• [PROBLEM]: Your task is to copy every record exactly.
## START
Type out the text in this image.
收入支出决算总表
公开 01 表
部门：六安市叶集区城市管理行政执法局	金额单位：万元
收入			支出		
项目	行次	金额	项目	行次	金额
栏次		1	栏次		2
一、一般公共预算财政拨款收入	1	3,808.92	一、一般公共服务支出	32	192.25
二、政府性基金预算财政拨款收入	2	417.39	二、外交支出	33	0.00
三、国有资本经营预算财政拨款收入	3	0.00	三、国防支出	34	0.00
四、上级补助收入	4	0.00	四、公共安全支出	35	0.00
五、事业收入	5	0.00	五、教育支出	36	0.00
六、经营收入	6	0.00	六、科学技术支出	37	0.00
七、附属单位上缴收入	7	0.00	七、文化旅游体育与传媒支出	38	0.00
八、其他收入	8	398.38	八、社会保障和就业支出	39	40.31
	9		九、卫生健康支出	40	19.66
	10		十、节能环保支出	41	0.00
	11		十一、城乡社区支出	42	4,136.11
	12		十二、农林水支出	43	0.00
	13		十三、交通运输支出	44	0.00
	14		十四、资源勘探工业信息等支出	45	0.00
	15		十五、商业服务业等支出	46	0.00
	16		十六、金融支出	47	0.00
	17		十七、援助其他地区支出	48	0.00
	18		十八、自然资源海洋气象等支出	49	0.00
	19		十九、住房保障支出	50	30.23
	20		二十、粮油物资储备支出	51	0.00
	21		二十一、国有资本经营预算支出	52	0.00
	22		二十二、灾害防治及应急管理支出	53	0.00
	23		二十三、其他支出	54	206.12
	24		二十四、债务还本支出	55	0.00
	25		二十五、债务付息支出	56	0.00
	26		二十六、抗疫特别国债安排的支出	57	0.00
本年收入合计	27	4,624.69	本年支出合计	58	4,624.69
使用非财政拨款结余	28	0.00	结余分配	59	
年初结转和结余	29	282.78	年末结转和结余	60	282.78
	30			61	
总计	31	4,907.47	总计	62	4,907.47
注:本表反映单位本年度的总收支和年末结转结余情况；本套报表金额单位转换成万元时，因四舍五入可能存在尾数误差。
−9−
## END
• [RESULT FOR THIS EXERCISE]:
Type out the text in this image.
收入支出决算总表
公开 01 表
部门：六安市叶集区城市管理行政执法局	金额单位：万元
收入			支出		
项目	行次	金额	项目	行次	金额
栏次		1	栏次		2
一、一般公共预算财政拨款收入	1	3,808.92	一、一般公共服务支出	32	192.25
二、政府性基金预算财政拨款收入	2	417.39	二、外交支出	33	0.00
三、国有资本经营预算财政拨款收入	3	0.00	三、国防支出	34	0.00
四、上级补助收入	4	0.00	四、公共安全支出	35	0.00
五、事业收入	5	0.00	五、教育支出	36	0.00
六、经营收入	6	0.00	六、科学技术支出	37	0.00
七、附属单位上缴收入	7	0.00	七、文化旅游体育与传媒支出	38	0.00
八、其他收入	8	398.38	八、社会保障和就业支出	39	40.31
	9		九、卫生健康支出	40	19.66
	10		十、节能环保支出	41	0.00
	11		十一、城乡社区支出	42	4,136.11
	12		十二、农林水支出	43	0.00
	13		十三、交通运输支出	44	0.00
	14		十四、资源勘探工业信息等支出	45	0.00
	15		十五、商业服务业等支出	46	0.00
	16		十六、金融支出	47	0.00
	17		十七、援助其他地区支出	48	0.00
	18		十八、自然资源海洋气象等支出	49	0.00
	19		十九、住房保障支出	50	30.23
	20		二十、粮油物资储备支出	51	0.00
	21		二十一、国有资本经营预算支出	52	0.00
	22		二十二、灾害防治及应急管理支出	53	0.00
	23		二十三、其他支出	54	206.12
	24		二十四、债务还本支出	55	0.00
	25		二十五、债务付息支出	56	0.00
	26		二十六、抗疫特别国债安排的支出	57	0.00
本年收入合计	27	4,624.69	本年支出合计	58	4,624.69
使用非财政拨款结余	28	0.00	结余分配	59	
年初结转和结余	29	282.78	年末结转和结余	60	282.78
	30			61	
总计	31	4,907.47	总计	62	4,907.47
注:本表反映单位本年度的总收支和年末结转结余情况；本套报表金额单位转换成万元时，因四舍五入可能存在尾数误差。
−9−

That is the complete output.